— start Input material —

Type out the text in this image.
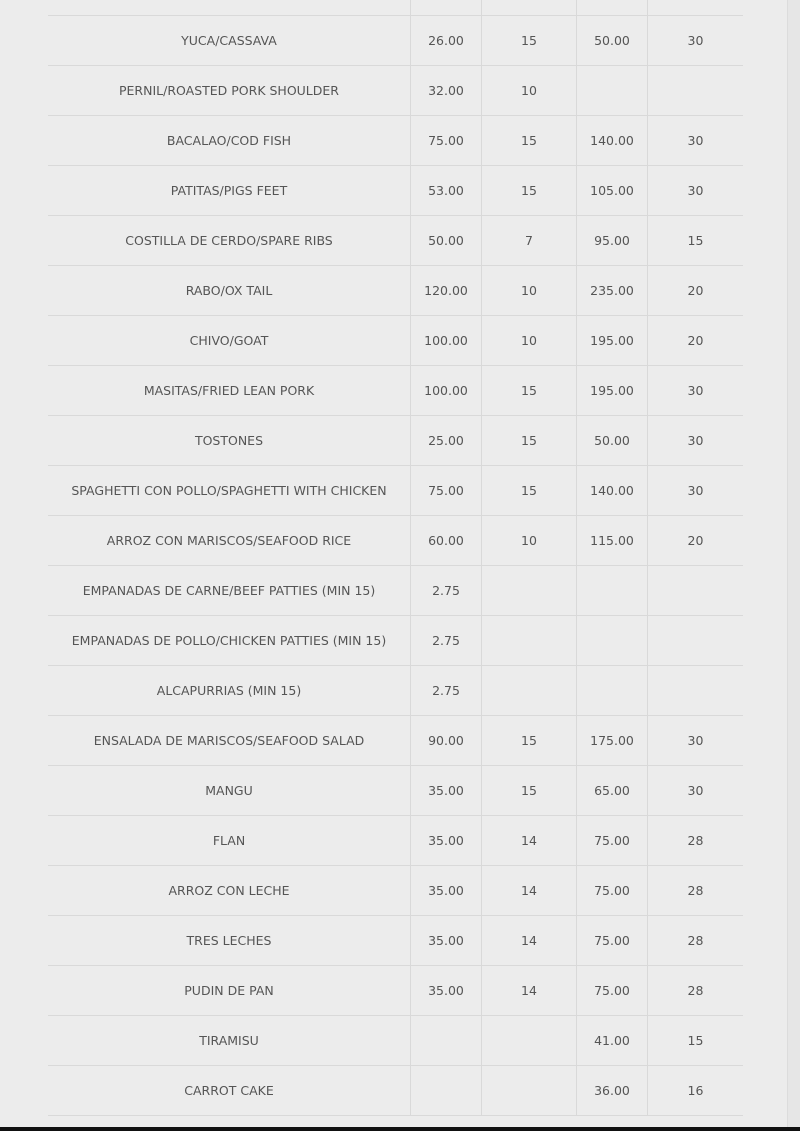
YUCA/CASSAVA	26.00	15	50.00	30
PERNIL/ROASTED PORK SHOULDER	32.00	10		
BACALAO/COD FISH	75.00	15	140.00	30
PATITAS/PIGS FEET	53.00	15	105.00	30
COSTILLA DE CERDO/SPARE RIBS	50.00	7	95.00	15
RABO/OX TAIL	120.00	10	235.00	20
CHIVO/GOAT	100.00	10	195.00	20
MASITAS/FRIED LEAN PORK	100.00	15	195.00	30
TOSTONES	25.00	15	50.00	30
SPAGHETTI CON POLLO/SPAGHETTI WITH CHICKEN	75.00	15	140.00	30
ARROZ CON MARISCOS/SEAFOOD RICE	60.00	10	115.00	20
EMPANADAS DE CARNE/BEEF PATTIES (MIN 15)	2.75			
EMPANADAS DE POLLO/CHICKEN PATTIES (MIN 15)	2.75			
ALCAPURRIAS (MIN 15)	2.75			
ENSALADA DE MARISCOS/SEAFOOD SALAD	90.00	15	175.00	30
MANGU	35.00	15	65.00	30
FLAN	35.00	14	75.00	28
ARROZ CON LECHE	35.00	14	75.00	28
TRES LECHES	35.00	14	75.00	28
PUDIN DE PAN	35.00	14	75.00	28
TIRAMISU			41.00	15
CARROT CAKE			36.00	16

— end Input material —

**Description of the task:** Collect, from the material above, every line containing the word "PATTIES".

**Problem solution:**
EMPANADAS DE CARNE/BEEF PATTIES (MIN 15)	2.75			
EMPANADAS DE POLLO/CHICKEN PATTIES (MIN 15)	2.75			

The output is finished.